CODEWITHSUNDEEP
c#asp.net-web-apiasp.net-core
Umair
Umair

Reputation: 3253

Asp.net core not binding post model if invalid property values are present

I am migrating an application from legacy asp.net webapi to asp.net core mvc. I have noticed an issue. For some requests, we send partial or even invalid values in the POST body. And asp.net core is refusing to deserialize it.

E.g. post model

public class PostModel
{
    public int Id { get; set; }

    public Category? Category { get; set; }
}

public enum Category
{
    Public,
    Personal
}

action

[HttpPost]
public async Task<Response> Post([FromBody]PostModel model)
    => this.Service.Execute(model);

for the following sample request

POST /endpoint
{
    id: 3,
    category: "all"
}

The ModelState collection records an error - indicating that all is an invalid category, and the PostModel argument model is null. Is it possible to disable this behaviour and just attempt to bind all properties that are possible from the post body, and ignoring the ones it can't bind? This is how it was done for us in our legacy api and for now, I need to port this across.

Disabling the model validation did not help for us. The model argument is still null.

Upvotes: 2

Views: 1941

Answers (3)

Edward
Edward

Reputation: 30056

For FromBody, it will bind the request body to Model by JsonInputFormatter.

For JsonInputFormatter, it will call return InputFormatterResult.Success(model) when there is no error, and call return InputFormatterResult.Failure(); when there is any error. For return InputFormatterResult.Failure();, it will not bind the valid property.

For a solution, you could implement custom formatter to return return InputFormatterResult.Success(model).

  1. Implement custom formatter CustomFormatter based on JsonInputFormatter.

  2. Replace InputFormatterResult.Failure() with InputFormatterResult.Success(model).

• [Supplied records]

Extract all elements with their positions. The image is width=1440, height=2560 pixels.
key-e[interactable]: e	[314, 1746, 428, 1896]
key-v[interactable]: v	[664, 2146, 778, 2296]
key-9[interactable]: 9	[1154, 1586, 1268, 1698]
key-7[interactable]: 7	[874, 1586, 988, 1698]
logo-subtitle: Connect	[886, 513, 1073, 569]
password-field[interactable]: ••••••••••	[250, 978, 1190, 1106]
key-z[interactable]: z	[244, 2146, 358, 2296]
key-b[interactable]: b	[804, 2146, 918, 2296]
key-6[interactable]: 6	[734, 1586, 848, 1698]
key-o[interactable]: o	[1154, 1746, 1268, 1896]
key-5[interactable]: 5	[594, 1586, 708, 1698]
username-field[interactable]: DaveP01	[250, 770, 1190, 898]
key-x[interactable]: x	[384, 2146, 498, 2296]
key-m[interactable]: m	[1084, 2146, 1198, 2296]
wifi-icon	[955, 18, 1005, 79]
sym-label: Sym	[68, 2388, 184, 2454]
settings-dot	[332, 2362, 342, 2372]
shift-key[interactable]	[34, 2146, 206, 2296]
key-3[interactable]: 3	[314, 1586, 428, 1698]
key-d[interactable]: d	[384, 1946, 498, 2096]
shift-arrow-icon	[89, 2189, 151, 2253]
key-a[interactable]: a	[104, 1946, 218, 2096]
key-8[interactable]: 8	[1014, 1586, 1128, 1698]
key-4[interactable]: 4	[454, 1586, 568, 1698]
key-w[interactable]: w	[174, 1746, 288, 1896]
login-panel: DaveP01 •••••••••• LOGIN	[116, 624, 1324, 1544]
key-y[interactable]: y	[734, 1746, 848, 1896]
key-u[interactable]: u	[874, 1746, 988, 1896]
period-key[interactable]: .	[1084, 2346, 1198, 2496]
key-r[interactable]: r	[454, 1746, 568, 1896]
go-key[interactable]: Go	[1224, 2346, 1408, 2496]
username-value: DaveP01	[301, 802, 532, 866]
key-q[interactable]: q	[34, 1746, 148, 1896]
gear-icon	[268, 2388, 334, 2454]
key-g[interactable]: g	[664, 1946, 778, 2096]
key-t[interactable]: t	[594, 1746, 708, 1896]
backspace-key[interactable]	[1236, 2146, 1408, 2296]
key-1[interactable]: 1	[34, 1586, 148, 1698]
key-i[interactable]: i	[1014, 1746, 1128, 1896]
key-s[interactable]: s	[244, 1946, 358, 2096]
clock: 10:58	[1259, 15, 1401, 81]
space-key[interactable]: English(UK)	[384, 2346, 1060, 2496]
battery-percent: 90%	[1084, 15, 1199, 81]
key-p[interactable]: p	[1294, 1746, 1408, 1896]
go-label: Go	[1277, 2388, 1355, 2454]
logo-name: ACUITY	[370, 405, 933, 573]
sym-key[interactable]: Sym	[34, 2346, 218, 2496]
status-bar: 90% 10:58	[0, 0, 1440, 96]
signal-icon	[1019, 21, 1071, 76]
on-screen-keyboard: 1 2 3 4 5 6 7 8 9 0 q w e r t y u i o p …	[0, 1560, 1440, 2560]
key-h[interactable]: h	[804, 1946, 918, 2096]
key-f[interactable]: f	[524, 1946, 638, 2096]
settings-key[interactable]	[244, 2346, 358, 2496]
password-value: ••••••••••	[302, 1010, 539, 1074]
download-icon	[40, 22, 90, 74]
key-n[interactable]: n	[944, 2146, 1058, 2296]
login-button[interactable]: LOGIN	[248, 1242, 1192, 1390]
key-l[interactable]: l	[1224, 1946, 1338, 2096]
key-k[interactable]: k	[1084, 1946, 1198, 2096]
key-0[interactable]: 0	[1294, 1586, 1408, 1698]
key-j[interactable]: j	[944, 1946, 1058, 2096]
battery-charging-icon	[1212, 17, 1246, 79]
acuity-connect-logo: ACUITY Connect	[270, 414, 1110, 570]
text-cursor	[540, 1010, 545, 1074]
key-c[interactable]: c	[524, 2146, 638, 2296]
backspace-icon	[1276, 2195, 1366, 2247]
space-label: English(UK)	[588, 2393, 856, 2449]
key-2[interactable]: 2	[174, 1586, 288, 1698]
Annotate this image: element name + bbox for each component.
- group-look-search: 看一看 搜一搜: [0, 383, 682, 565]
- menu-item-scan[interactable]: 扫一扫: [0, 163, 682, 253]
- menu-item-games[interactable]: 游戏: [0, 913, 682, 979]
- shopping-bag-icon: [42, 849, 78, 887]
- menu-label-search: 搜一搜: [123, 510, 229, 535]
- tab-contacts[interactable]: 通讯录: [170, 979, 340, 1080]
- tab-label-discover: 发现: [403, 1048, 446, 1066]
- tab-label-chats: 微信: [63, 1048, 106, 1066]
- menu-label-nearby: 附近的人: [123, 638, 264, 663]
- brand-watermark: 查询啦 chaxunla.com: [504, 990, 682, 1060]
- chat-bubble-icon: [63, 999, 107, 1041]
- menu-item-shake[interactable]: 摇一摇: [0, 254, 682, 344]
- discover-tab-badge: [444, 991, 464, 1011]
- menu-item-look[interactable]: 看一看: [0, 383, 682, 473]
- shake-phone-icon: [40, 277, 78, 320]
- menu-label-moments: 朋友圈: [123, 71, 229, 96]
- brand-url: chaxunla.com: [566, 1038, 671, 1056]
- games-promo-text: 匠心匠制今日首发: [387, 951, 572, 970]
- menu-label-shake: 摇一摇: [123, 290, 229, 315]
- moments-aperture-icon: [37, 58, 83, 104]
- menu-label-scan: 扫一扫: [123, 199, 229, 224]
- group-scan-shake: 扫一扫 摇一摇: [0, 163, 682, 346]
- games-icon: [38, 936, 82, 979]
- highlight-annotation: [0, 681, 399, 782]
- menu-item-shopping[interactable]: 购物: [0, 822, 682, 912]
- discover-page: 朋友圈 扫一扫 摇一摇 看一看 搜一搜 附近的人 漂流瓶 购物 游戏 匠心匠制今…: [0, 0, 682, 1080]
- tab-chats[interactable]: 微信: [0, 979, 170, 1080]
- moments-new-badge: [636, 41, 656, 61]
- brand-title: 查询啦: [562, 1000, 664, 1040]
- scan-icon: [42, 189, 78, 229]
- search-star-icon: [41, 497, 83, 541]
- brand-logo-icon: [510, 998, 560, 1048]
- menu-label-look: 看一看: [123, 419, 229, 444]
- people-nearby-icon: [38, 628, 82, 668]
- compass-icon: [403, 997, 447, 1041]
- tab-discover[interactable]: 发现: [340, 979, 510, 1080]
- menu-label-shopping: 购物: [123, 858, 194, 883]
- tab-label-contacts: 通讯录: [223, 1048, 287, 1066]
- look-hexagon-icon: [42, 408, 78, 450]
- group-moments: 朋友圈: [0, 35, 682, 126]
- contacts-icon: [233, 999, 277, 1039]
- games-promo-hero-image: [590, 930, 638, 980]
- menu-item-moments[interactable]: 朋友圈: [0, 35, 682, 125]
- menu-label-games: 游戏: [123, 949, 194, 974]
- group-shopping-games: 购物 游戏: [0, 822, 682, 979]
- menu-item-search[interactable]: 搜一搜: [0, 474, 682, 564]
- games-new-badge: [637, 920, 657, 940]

• [Given request]
Reproduce word for word everything from "CODEWITHSUNDEEP" down to "to deserialize it." in the model-binding thread above.

• [Exercise solution]
CODEWITHSUNDEEP
c#asp.net-web-apiasp.net-core
Umair
Umair

Reputation: 3253

Asp.net core not binding post model if invalid property values are present

I am migrating an application from legacy asp.net webapi to asp.net core mvc. I have noticed an issue. For some requests, we send partial or even invalid values in the POST body. And asp.net core is refusing to deserialize it.